• _Given problem_
Show each line from the listing that includes the word "Sábado".

• _Data section_

-- Start --

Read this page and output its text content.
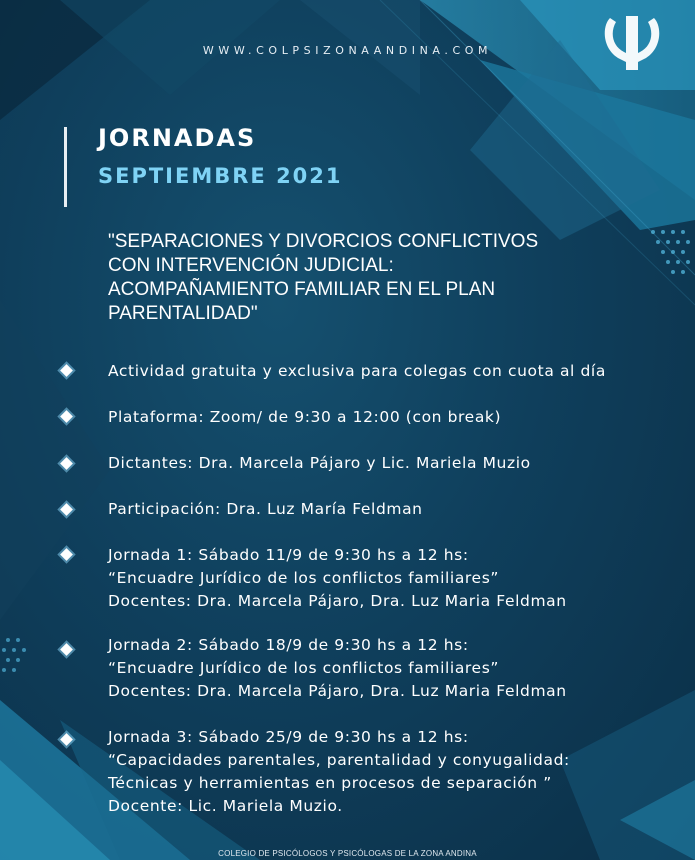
WWW.COLPSIZONAANDINA.COM
JORNADAS
SEPTIEMBRE 2021
"SEPARACIONES Y DIVORCIOS CONFLICTIVOS
CON INTERVENCIÓN JUDICIAL:
ACOMPAÑAMIENTO FAMILIAR EN EL PLAN
PARENTALIDAD"
Actividad gratuita y exclusiva para colegas con cuota al día
Plataforma: Zoom/ de 9:30 a 12:00 (con break)
Dictantes: Dra. Marcela Pájaro y Lic. Mariela Muzio
Participación: Dra. Luz María Feldman
Jornada 1: Sábado 11/9 de 9:30 hs a 12 hs:
“Encuadre Jurídico de los conflictos familiares”
Docentes: Dra. Marcela Pájaro, Dra. Luz Maria Feldman
Jornada 2: Sábado 18/9 de 9:30 hs a 12 hs:
“Encuadre Jurídico de los conflictos familiares”
Docentes: Dra. Marcela Pájaro, Dra. Luz Maria Feldman
Jornada 3: Sábado 25/9 de 9:30 hs a 12 hs:
“Capacidades parentales, parentalidad y conyugalidad:
Técnicas y herramientas en procesos de separación ”
Docente: Lic. Mariela Muzio.
COLEGIO DE PSICÓLOGOS Y PSICÓLOGAS DE LA ZONA ANDINA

-- End --

• _Output of the exercise_
Jornada 1: Sábado 11/9 de 9:30 hs a 12 hs:
Jornada 2: Sábado 18/9 de 9:30 hs a 12 hs:
Jornada 3: Sábado 25/9 de 9:30 hs a 12 hs:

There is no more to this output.